AIM OF THE EXERCISE> Working from the line that contains "Read all visible content and emit it as JSON." down to the last line below, repeat each line exactly.

EXERCISE MATERIALS>
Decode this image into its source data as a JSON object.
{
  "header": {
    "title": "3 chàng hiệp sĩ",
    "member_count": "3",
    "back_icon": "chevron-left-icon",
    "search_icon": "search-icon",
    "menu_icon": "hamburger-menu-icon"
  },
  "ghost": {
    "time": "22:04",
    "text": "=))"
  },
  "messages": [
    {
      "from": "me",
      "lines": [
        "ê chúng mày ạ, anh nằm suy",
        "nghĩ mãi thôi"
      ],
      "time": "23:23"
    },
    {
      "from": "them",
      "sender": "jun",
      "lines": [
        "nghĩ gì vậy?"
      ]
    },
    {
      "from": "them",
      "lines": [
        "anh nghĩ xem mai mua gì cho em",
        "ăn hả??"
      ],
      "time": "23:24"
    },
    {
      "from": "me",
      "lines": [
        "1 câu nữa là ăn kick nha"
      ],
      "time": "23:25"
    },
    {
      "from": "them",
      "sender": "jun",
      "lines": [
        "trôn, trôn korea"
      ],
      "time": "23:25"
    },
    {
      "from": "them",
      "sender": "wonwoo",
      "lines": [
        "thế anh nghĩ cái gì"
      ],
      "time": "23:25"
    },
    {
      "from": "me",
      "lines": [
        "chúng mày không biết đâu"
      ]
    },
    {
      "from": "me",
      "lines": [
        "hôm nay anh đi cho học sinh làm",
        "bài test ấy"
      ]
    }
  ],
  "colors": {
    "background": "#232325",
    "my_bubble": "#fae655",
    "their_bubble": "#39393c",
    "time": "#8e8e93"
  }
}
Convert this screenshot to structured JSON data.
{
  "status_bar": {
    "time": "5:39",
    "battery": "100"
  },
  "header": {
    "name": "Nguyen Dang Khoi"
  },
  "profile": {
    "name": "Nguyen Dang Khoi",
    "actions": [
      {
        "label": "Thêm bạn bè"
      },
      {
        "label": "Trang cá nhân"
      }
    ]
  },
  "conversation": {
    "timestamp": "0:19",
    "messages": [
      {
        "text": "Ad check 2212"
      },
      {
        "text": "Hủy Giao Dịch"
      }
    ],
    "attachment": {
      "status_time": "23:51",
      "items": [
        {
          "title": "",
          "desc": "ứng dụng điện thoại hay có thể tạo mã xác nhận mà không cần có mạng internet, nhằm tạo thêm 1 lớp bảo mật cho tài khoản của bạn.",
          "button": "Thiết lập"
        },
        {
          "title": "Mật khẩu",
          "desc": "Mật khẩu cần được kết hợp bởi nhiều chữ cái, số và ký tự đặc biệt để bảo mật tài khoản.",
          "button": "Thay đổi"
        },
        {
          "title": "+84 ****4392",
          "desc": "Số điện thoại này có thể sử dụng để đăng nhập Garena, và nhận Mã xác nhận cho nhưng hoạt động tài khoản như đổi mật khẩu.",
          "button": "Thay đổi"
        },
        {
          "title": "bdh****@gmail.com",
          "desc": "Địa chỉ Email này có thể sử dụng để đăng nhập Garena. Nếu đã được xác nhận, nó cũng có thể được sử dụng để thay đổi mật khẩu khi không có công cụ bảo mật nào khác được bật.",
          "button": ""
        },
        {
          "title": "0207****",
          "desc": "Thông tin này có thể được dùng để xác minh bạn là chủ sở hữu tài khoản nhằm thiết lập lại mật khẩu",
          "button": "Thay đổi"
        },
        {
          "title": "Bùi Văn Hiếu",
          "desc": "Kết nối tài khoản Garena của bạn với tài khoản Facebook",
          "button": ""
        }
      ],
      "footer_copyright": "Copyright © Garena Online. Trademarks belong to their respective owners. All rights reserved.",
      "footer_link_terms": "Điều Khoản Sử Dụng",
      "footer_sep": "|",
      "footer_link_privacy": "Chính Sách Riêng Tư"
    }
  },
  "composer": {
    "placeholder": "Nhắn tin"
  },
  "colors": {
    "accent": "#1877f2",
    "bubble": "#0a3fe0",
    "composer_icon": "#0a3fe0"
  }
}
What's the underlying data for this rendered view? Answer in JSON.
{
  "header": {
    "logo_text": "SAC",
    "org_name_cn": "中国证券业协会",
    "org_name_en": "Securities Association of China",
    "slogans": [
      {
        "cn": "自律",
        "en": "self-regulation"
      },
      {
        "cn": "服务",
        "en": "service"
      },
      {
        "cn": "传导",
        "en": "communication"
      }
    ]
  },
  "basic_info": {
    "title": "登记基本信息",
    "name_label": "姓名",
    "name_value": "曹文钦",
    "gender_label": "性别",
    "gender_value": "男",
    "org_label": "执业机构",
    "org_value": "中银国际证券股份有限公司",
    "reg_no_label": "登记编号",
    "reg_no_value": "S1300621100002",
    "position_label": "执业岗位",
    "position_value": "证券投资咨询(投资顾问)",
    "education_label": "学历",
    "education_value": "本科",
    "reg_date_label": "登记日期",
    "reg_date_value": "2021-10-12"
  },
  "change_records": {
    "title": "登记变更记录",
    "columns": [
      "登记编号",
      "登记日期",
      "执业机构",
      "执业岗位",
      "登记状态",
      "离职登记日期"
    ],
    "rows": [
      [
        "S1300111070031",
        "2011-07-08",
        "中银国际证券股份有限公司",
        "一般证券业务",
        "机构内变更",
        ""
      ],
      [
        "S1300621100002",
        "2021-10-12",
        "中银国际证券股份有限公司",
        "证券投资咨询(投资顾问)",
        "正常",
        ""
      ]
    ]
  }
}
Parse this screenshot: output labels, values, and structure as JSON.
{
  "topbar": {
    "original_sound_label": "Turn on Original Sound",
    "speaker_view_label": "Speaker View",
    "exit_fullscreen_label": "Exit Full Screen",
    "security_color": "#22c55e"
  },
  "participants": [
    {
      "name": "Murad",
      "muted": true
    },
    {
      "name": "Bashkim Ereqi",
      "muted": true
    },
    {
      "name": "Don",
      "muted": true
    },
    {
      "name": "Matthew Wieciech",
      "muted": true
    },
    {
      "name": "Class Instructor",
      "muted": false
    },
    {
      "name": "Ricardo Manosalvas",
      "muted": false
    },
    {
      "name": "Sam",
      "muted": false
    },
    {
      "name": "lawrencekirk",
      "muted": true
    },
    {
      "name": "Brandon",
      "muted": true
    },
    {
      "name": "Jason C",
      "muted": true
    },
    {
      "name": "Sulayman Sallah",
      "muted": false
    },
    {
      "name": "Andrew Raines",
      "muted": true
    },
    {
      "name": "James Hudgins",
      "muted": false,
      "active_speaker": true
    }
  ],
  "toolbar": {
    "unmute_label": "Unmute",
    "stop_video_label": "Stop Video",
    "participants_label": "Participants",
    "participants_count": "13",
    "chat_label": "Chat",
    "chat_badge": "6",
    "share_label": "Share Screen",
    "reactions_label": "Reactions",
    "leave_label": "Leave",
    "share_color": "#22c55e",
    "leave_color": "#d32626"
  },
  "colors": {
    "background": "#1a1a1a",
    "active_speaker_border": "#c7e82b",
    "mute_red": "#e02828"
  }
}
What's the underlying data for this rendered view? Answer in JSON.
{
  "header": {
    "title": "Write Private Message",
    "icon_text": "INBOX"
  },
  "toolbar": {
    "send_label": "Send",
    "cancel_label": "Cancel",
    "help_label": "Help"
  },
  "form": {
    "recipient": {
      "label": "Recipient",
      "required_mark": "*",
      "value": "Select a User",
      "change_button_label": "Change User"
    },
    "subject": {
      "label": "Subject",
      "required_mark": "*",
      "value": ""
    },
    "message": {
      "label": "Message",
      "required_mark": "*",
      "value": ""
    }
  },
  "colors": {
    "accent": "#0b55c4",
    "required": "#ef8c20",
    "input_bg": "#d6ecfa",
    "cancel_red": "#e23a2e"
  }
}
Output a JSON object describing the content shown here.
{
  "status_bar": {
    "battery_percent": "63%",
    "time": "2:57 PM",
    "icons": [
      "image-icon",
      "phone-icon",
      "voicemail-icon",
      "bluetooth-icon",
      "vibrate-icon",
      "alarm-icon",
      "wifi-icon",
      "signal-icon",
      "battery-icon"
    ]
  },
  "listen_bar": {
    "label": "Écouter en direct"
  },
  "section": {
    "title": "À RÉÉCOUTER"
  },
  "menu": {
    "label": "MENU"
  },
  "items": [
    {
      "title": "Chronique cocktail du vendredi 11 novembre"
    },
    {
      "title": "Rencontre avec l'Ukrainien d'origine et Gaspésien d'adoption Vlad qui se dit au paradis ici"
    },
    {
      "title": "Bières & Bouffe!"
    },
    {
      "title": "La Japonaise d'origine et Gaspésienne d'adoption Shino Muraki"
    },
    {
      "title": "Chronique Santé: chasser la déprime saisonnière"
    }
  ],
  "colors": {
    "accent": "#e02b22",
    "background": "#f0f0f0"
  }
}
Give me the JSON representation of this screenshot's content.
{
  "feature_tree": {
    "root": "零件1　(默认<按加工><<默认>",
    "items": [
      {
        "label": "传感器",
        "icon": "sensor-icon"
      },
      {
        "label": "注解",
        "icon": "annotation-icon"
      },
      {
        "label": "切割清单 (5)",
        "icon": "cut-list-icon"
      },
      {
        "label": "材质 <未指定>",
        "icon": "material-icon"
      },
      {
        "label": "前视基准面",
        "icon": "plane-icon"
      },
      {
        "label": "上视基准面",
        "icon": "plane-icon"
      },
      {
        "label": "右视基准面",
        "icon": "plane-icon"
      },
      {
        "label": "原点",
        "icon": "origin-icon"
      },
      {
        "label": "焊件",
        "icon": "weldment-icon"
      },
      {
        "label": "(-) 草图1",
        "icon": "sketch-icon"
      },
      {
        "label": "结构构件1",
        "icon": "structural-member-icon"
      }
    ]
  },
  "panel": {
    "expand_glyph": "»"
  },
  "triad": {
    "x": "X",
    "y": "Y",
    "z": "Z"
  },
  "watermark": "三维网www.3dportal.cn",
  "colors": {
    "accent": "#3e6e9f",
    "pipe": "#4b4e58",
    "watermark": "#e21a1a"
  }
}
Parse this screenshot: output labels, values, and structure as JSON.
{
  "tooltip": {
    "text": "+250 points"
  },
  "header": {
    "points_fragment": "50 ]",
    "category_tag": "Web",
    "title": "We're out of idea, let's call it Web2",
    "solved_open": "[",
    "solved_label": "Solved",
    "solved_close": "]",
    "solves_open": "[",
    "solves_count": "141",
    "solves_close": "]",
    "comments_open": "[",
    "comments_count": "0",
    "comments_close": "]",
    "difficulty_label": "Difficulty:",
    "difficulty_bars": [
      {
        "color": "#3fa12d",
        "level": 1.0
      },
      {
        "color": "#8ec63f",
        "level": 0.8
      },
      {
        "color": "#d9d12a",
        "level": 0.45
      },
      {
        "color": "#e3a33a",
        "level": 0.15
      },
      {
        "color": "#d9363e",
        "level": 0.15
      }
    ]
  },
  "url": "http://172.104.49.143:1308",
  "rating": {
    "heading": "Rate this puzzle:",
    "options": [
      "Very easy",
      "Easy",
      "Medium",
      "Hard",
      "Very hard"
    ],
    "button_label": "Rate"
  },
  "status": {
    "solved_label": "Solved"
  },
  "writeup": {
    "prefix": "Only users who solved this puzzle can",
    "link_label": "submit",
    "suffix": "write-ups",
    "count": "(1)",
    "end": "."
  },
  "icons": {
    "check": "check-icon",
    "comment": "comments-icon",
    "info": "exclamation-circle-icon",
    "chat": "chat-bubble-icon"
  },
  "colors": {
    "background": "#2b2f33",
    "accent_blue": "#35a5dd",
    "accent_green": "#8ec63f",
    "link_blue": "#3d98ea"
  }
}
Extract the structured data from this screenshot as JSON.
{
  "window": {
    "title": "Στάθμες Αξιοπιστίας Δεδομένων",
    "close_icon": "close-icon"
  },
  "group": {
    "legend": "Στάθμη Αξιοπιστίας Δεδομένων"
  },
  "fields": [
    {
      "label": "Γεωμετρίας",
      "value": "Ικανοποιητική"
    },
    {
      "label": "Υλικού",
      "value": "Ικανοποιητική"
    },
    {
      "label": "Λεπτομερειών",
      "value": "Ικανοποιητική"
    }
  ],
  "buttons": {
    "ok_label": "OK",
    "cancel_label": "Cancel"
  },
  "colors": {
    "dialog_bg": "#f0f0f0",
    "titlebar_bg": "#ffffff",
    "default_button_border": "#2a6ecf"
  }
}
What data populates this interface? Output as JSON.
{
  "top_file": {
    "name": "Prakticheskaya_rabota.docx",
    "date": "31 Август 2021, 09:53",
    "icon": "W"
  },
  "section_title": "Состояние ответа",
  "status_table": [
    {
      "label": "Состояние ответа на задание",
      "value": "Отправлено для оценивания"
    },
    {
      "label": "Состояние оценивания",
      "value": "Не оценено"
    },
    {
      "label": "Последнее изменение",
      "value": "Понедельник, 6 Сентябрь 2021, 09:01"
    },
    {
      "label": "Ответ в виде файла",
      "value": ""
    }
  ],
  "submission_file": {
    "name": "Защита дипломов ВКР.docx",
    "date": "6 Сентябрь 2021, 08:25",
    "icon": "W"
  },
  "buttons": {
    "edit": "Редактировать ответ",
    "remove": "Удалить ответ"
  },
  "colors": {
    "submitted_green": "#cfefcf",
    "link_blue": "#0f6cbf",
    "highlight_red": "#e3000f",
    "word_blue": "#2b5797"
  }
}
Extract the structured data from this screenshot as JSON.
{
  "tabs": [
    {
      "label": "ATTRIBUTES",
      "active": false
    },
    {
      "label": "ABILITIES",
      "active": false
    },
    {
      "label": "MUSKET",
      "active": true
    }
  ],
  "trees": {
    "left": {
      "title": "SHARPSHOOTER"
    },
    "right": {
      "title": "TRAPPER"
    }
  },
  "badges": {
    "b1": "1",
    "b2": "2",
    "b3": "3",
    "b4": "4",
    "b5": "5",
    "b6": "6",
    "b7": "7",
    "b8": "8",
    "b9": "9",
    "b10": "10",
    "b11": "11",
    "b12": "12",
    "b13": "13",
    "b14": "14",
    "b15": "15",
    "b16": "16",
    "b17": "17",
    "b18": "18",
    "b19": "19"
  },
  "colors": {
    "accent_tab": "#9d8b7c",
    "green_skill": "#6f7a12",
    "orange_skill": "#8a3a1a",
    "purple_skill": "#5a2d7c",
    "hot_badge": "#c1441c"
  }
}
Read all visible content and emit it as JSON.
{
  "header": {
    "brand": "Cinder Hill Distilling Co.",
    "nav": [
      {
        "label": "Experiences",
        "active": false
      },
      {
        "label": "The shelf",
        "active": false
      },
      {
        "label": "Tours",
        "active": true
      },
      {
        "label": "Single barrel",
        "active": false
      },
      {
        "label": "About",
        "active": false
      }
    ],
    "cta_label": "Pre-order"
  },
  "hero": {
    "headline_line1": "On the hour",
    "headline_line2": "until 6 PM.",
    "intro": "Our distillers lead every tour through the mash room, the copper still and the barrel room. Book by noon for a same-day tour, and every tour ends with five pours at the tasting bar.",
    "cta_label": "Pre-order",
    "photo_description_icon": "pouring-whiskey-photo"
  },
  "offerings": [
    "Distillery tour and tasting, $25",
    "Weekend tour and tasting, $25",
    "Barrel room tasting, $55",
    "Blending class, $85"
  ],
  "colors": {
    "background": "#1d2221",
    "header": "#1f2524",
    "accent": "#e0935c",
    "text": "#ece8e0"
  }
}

WRITTEN SOLUTION>
Read all visible content and emit it as JSON.
{
  "header": {
    "brand": "Cinder Hill Distilling Co.",
    "nav": [
      {
        "label": "Experiences",
        "active": false
      },
      {
        "label": "The shelf",
        "active": false
      },
      {
        "label": "Tours",
        "active": true
      },
      {
        "label": "Single barrel",
        "active": false
      },
      {
        "label": "About",
        "active": false
      }
    ],
    "cta_label": "Pre-order"
  },
  "hero": {
    "headline_line1": "On the hour",
    "headline_line2": "until 6 PM.",
    "intro": "Our distillers lead every tour through the mash room, the copper still and the barrel room. Book by noon for a same-day tour, and every tour ends with five pours at the tasting bar.",
    "cta_label": "Pre-order",
    "photo_description_icon": "pouring-whiskey-photo"
  },
  "offerings": [
    "Distillery tour and tasting, $25",
    "Weekend tour and tasting, $25",
    "Barrel room tasting, $55",
    "Blending class, $85"
  ],
  "colors": {
    "background": "#1d2221",
    "header": "#1f2524",
    "accent": "#e0935c",
    "text": "#ece8e0"
  }
}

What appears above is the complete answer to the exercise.